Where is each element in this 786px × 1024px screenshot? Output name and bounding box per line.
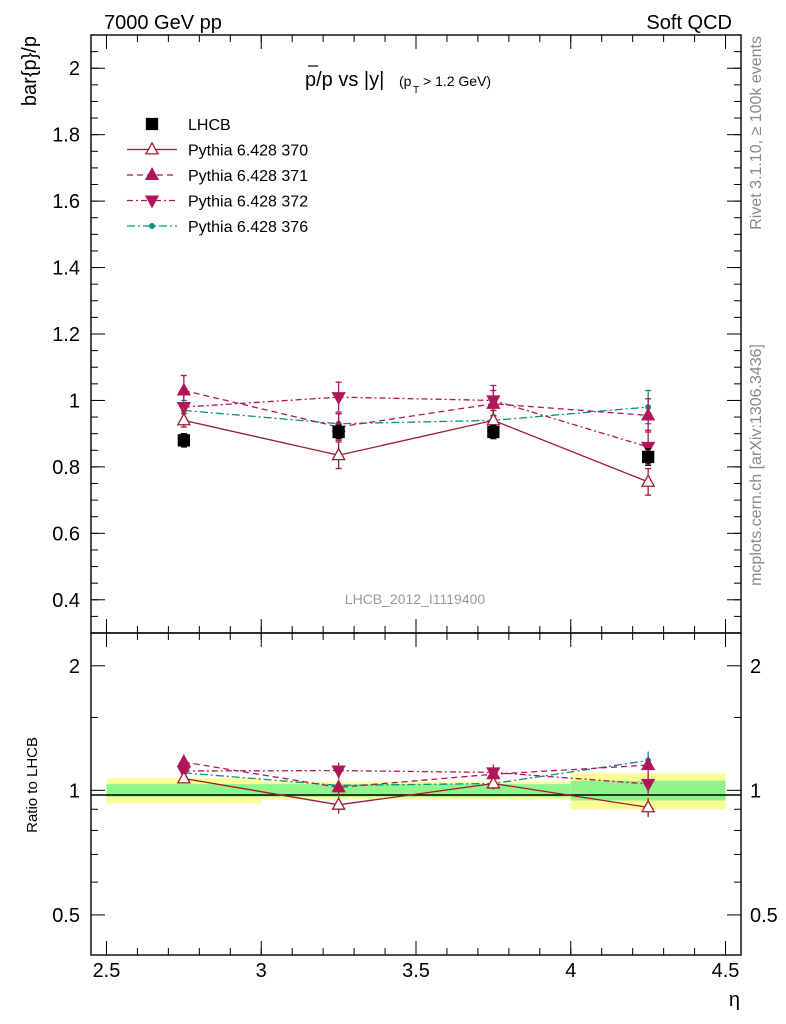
- series-1-main: [176, 409, 656, 496]
- ratio-point: [640, 778, 656, 792]
- y-axis-label: bar{p}/p: [19, 36, 41, 106]
- series-ratio-line: [183, 761, 649, 789]
- legend-label: Pythia 6.428 376: [188, 219, 308, 236]
- data-point: [487, 425, 500, 439]
- legend-entry: Pythia 6.428 370: [127, 141, 308, 160]
- analysis-watermark: LHCB_2012_I1119400: [345, 591, 486, 607]
- legend-marker: [149, 223, 155, 229]
- legend-entry: Pythia 6.428 376: [127, 219, 308, 236]
- y-tick-label: 1.6: [52, 191, 80, 213]
- ratio-series-layer: [176, 751, 656, 818]
- y-tick-label: 0.8: [52, 457, 80, 479]
- data-point: [176, 382, 192, 396]
- ratio-y-axis-label: Ratio to LHCB: [24, 737, 41, 833]
- ratio-band-inner: [416, 784, 571, 797]
- y-tick-label: 1: [69, 390, 80, 412]
- series-line: [183, 419, 649, 483]
- side-text-top: Rivet 3.1.10, ≥ 100k events: [748, 36, 765, 230]
- series-1-ratio: [176, 770, 656, 818]
- legend: LHCB Pythia 6.428 370 Pythia 6.428 371 Pyth…: [127, 117, 308, 236]
- data-point: [331, 447, 346, 461]
- ratio-y-tick-label-right: 2: [750, 656, 761, 678]
- ratio-y-tick-label: 2: [69, 656, 80, 678]
- series-0-main: [177, 424, 655, 466]
- series-2-main: [176, 374, 656, 441]
- data-point: [177, 434, 191, 447]
- legend-marker: [144, 141, 160, 155]
- ratio-point: [176, 754, 192, 768]
- legend-label: Pythia 6.428 371: [188, 168, 308, 185]
- series-line: [183, 389, 649, 428]
- y-tick-label: 1.2: [52, 324, 80, 346]
- ratio-point: [640, 799, 656, 813]
- y-tick-label: 0.4: [52, 590, 80, 612]
- legend-label: LHCB: [188, 117, 231, 134]
- ratio-point: [331, 765, 346, 779]
- side-text-bottom: mcplots.cern.ch [arXiv:1306.3436]: [748, 344, 765, 586]
- ratio-point: [176, 770, 192, 784]
- header-right: Soft QCD: [646, 12, 732, 34]
- series-ratio-line: [183, 769, 649, 785]
- y-tick-label: 1.8: [52, 125, 80, 147]
- data-point: [332, 425, 345, 439]
- legend-entry: Pythia 6.428 372: [127, 194, 308, 211]
- svg-text:p/p vs |y|: p/p vs |y|: [305, 69, 384, 91]
- x-tick-label: 4: [565, 960, 576, 982]
- ratio-point: [331, 796, 346, 810]
- series-3-main: [176, 381, 656, 465]
- main-series-layer: [176, 374, 656, 496]
- x-tick-label: 3: [256, 960, 267, 982]
- svg-text:(p: (p: [399, 73, 412, 89]
- header-left: 7000 GeV pp: [104, 12, 222, 34]
- x-axis-label: η: [729, 989, 740, 1011]
- series-ratio-line: [183, 759, 649, 787]
- data-point: [640, 407, 656, 421]
- ratio-point: [331, 779, 346, 793]
- ratio-point: [486, 775, 501, 789]
- plot-title: p/p vs |y| (p T > 1.2 GeV): [305, 65, 491, 96]
- ratio-y-tick-label-right: 1: [750, 780, 761, 802]
- data-point: [176, 412, 192, 426]
- svg-text:> 1.2 GeV): > 1.2 GeV): [423, 73, 491, 89]
- y-tick-label: 1.4: [52, 258, 80, 280]
- x-tick-label: 3.5: [402, 960, 430, 982]
- data-point: [486, 395, 501, 409]
- legend-entry: LHCB: [145, 117, 231, 134]
- data-point: [331, 392, 346, 406]
- axis-ticks: 2.5 3 3.5 4 4.5 0.4 0.6 0.8 1 1.2 1.4 1.6 1.8 2 0.5 0.5…: [52, 35, 778, 982]
- series-ratio-line: [183, 777, 649, 808]
- legend-label: Pythia 6.428 370: [188, 143, 308, 160]
- ratio-band-inner: [106, 784, 262, 797]
- ratio-point: [640, 757, 656, 771]
- legend-marker: [144, 167, 160, 181]
- legend-label: Pythia 6.428 372: [188, 194, 308, 211]
- data-point: [641, 450, 655, 464]
- data-point: [640, 473, 656, 487]
- legend-entry: Pythia 6.428 371: [127, 167, 308, 185]
- legend-marker: [145, 117, 159, 131]
- legend-marker: [144, 195, 160, 209]
- y-tick-label: 0.6: [52, 523, 80, 545]
- ratio-y-tick-label: 1: [69, 780, 80, 802]
- x-tick-label: 2.5: [93, 960, 121, 982]
- ratio-y-tick-label-right: 0.5: [750, 905, 778, 927]
- ratio-y-tick-label: 0.5: [52, 905, 80, 927]
- series-line: [183, 406, 649, 425]
- y-tick-label: 2: [69, 58, 80, 80]
- ratio-uncertainty-bands: [106, 773, 726, 810]
- data-point: [486, 412, 501, 426]
- x-tick-label: 4.5: [712, 960, 740, 982]
- series-line: [183, 396, 649, 448]
- svg-text:T: T: [413, 85, 419, 96]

WRITTEN TASK>
Format the lines starting at the one containing "- series-1-main: [176, 409, 656, 496]" and ending at the one containing "- analysis-watermark: LHCB_2012_I1119400: [345, 591, 486, 607]" as a Markdown table with the columns Index and Text. Number each line, and leave out any blank ones.

WORKED ANSWER>
| Index | Text |
|---|---|
| 1 | - series-1-main: [176, 409, 656, 496] |
| 2 | - ratio-point: [640, 778, 656, 792] |
| 3 | - y-axis-label: bar{p}/p: [19, 36, 41, 106] |
| 4 | - series-ratio-line: [183, 761, 649, 789] |
| 5 | - legend-label: Pythia 6.428 376: [188, 219, 308, 236] |
| 6 | - data-point: [487, 425, 500, 439] |
| 7 | - legend-entry: Pythia 6.428 370: [127, 141, 308, 160] |
| 8 | - analysis-watermark: LHCB_2012_I1119400: [345, 591, 486, 607] |